WHAT IS BEING ASKED
Look through the data below and count each line where the word "wereld" appears. Reply with the count alone.
***
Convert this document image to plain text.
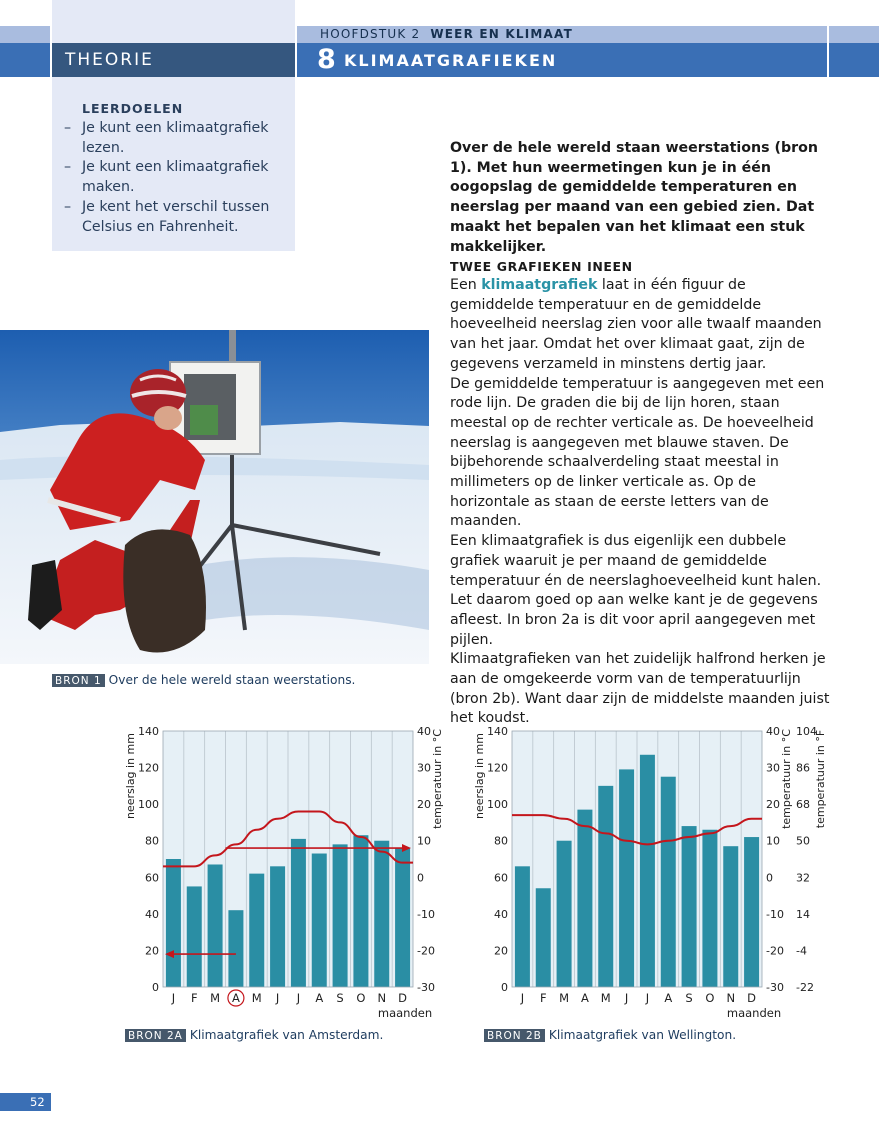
THEORIE
HOOFDSTUK 2 WEER EN KLIMAAT
8 KLIMAATGRAFIEKEN
LEERDOELEN
– Je kunt een klimaatgrafiek lezen.
– Je kunt een klimaatgrafiek maken.
– Je kent het verschil tussen Celsius en Fahrenheit.
Over de hele wereld staan weerstations (bron 1). Met hun weermetingen kun je in één oogopslag de gemiddelde temperaturen en neerslag per maand van een gebied zien. Dat maakt het bepalen van het klimaat een stuk makkelijker.
TWEE GRAFIEKEN INEEN
Een klimaatgrafiek laat in één figuur de gemiddelde temperatuur en de gemiddelde hoeveelheid neerslag zien voor alle twaalf maanden van het jaar. Omdat het over klimaat gaat, zijn de gegevens verzameld in minstens dertig jaar.
De gemiddelde temperatuur is aangegeven met een rode lijn. De graden die bij de lijn horen, staan meestal op de rechter verticale as. De hoeveelheid neerslag is aangegeven met blauwe staven. De bijbehorende schaalverdeling staat meestal in millimeters op de linker verticale as. Op de horizontale as staan de eerste letters van de maanden.
Een klimaatgrafiek is dus eigenlijk een dubbele grafiek waaruit je per maand de gemiddelde temperatuur én de neerslaghoeveelheid kunt halen. Let daarom goed op aan welke kant je de gegevens afleest. In bron 2a is dit voor april aangegeven met pijlen.
Klimaatgrafieken van het zuidelijk halfrond herken je aan de omgekeerde vorm van de temperatuurlijn (bron 2b). Want daar zijn de middelste maanden juist het koudst.
BRON 1 Over de hele wereld staan weerstations.
0
20
40
60
80
100
120
140
-30
-20
-10
0
10
20
30
40
J F M A M J J A S O N D
maanden
neerslag in mm	temperatuur in °C
BRON 2A Klimaatgrafiek van Amsterdam.
0
20
40
60
80
100
120
140
-30
-20
-10
0
10
20
30
40
-22
-4
14
32
50
68
86
104
temperatuur in °F
J F M A M J J A S O N D
maanden
neerslag in mm	temperatuur in °C
BRON 2B Klimaatgrafiek van Wellington.
52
***
TASK ANSWER
2